What needs to be done: Print all the records exactly, please.

Exercise material:
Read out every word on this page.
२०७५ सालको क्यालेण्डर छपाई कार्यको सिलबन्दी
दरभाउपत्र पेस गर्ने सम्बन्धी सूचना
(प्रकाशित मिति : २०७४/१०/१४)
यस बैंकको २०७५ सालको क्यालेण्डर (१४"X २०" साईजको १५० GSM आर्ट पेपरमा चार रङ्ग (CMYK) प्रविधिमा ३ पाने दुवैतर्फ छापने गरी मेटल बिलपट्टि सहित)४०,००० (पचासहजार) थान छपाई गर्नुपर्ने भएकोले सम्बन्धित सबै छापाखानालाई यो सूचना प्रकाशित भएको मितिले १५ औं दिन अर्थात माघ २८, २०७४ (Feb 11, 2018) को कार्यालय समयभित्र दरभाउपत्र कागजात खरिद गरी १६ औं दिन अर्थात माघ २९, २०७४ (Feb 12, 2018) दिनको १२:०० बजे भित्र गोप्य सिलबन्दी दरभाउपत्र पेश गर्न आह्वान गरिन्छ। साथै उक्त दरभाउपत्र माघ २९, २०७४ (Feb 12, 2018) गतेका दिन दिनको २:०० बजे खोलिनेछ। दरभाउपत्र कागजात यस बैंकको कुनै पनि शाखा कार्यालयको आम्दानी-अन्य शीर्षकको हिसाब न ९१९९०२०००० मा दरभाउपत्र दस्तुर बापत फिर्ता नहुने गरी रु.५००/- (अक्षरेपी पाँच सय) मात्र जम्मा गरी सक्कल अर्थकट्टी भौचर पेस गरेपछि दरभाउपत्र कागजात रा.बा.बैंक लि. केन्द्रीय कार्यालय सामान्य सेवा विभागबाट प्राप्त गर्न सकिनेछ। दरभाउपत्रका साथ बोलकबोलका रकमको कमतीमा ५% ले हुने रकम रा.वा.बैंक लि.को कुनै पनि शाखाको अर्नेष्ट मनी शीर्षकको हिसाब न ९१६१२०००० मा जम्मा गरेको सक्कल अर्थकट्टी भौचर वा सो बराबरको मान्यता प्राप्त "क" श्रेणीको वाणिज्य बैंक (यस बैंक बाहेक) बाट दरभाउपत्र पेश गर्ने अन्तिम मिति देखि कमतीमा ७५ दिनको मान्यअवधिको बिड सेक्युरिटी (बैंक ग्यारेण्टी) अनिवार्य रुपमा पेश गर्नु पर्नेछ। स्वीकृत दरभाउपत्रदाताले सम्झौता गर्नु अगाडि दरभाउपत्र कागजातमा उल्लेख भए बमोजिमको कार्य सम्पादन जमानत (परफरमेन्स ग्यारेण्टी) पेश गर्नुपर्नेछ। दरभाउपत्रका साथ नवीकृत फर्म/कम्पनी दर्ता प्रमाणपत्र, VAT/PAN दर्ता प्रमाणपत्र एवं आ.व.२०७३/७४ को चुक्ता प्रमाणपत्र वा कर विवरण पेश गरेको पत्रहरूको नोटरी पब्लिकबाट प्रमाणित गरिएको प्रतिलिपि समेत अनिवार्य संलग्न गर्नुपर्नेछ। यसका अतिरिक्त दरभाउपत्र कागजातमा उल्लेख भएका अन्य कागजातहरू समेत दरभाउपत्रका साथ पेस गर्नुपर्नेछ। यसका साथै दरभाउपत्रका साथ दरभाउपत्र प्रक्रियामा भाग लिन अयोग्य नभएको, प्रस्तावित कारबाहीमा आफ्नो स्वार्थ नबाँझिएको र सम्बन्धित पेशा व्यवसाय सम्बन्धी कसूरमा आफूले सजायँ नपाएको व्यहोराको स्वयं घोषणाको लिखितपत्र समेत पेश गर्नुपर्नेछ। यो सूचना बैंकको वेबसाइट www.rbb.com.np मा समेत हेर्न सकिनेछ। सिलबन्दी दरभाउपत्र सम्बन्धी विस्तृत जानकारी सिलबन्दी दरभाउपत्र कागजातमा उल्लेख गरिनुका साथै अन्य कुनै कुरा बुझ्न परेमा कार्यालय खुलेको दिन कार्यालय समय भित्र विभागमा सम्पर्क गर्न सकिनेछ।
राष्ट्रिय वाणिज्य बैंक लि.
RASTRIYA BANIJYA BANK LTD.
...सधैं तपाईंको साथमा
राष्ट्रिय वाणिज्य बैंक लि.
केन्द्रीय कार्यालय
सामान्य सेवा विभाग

Written answer:
Read out every word on this page.
२०७५ सालको क्यालेण्डर छपाई कार्यको सिलबन्दी
दरभाउपत्र पेस गर्ने सम्बन्धी सूचना
(प्रकाशित मिति : २०७४/१०/१४)
यस बैंकको २०७५ सालको क्यालेण्डर (१४"X २०" साईजको १५० GSM आर्ट पेपरमा चार रङ्ग (CMYK) प्रविधिमा ३ पाने दुवैतर्फ छापने गरी मेटल बिलपट्टि सहित)४०,००० (पचासहजार) थान छपाई गर्नुपर्ने भएकोले सम्बन्धित सबै छापाखानालाई यो सूचना प्रकाशित भएको मितिले १५ औं दिन अर्थात माघ २८, २०७४ (Feb 11, 2018) को कार्यालय समयभित्र दरभाउपत्र कागजात खरिद गरी १६ औं दिन अर्थात माघ २९, २०७४ (Feb 12, 2018) दिनको १२:०० बजे भित्र गोप्य सिलबन्दी दरभाउपत्र पेश गर्न आह्वान गरिन्छ। साथै उक्त दरभाउपत्र माघ २९, २०७४ (Feb 12, 2018) गतेका दिन दिनको २:०० बजे खोलिनेछ। दरभाउपत्र कागजात यस बैंकको कुनै पनि शाखा कार्यालयको आम्दानी-अन्य शीर्षकको हिसाब न ९१९९०२०००० मा दरभाउपत्र दस्तुर बापत फिर्ता नहुने गरी रु.५००/- (अक्षरेपी पाँच सय) मात्र जम्मा गरी सक्कल अर्थकट्टी भौचर पेस गरेपछि दरभाउपत्र कागजात रा.बा.बैंक लि. केन्द्रीय कार्यालय सामान्य सेवा विभागबाट प्राप्त गर्न सकिनेछ। दरभाउपत्रका साथ बोलकबोलका रकमको कमतीमा ५% ले हुने रकम रा.वा.बैंक लि.को कुनै पनि शाखाको अर्नेष्ट मनी शीर्षकको हिसाब न ९१६१२०००० मा जम्मा गरेको सक्कल अर्थकट्टी भौचर वा सो बराबरको मान्यता प्राप्त "क" श्रेणीको वाणिज्य बैंक (यस बैंक बाहेक) बाट दरभाउपत्र पेश गर्ने अन्तिम मिति देखि कमतीमा ७५ दिनको मान्यअवधिको बिड सेक्युरिटी (बैंक ग्यारेण्टी) अनिवार्य रुपमा पेश गर्नु पर्नेछ। स्वीकृत दरभाउपत्रदाताले सम्झौता गर्नु अगाडि दरभाउपत्र कागजातमा उल्लेख भए बमोजिमको कार्य सम्पादन जमानत (परफरमेन्स ग्यारेण्टी) पेश गर्नुपर्नेछ। दरभाउपत्रका साथ नवीकृत फर्म/कम्पनी दर्ता प्रमाणपत्र, VAT/PAN दर्ता प्रमाणपत्र एवं आ.व.२०७३/७४ को चुक्ता प्रमाणपत्र वा कर विवरण पेश गरेको पत्रहरूको नोटरी पब्लिकबाट प्रमाणित गरिएको प्रतिलिपि समेत अनिवार्य संलग्न गर्नुपर्नेछ। यसका अतिरिक्त दरभाउपत्र कागजातमा उल्लेख भएका अन्य कागजातहरू समेत दरभाउपत्रका साथ पेस गर्नुपर्नेछ। यसका साथै दरभाउपत्रका साथ दरभाउपत्र प्रक्रियामा भाग लिन अयोग्य नभएको, प्रस्तावित कारबाहीमा आफ्नो स्वार्थ नबाँझिएको र सम्बन्धित पेशा व्यवसाय सम्बन्धी कसूरमा आफूले सजायँ नपाएको व्यहोराको स्वयं घोषणाको लिखितपत्र समेत पेश गर्नुपर्नेछ। यो सूचना बैंकको वेबसाइट www.rbb.com.np मा समेत हेर्न सकिनेछ। सिलबन्दी दरभाउपत्र सम्बन्धी विस्तृत जानकारी सिलबन्दी दरभाउपत्र कागजातमा उल्लेख गरिनुका साथै अन्य कुनै कुरा बुझ्न परेमा कार्यालय खुलेको दिन कार्यालय समय भित्र विभागमा सम्पर्क गर्न सकिनेछ।
राष्ट्रिय वाणिज्य बैंक लि.
RASTRIYA BANIJYA BANK LTD.
...सधैं तपाईंको साथमा
राष्ट्रिय वाणिज्य बैंक लि.
केन्द्रीय कार्यालय
सामान्य सेवा विभाग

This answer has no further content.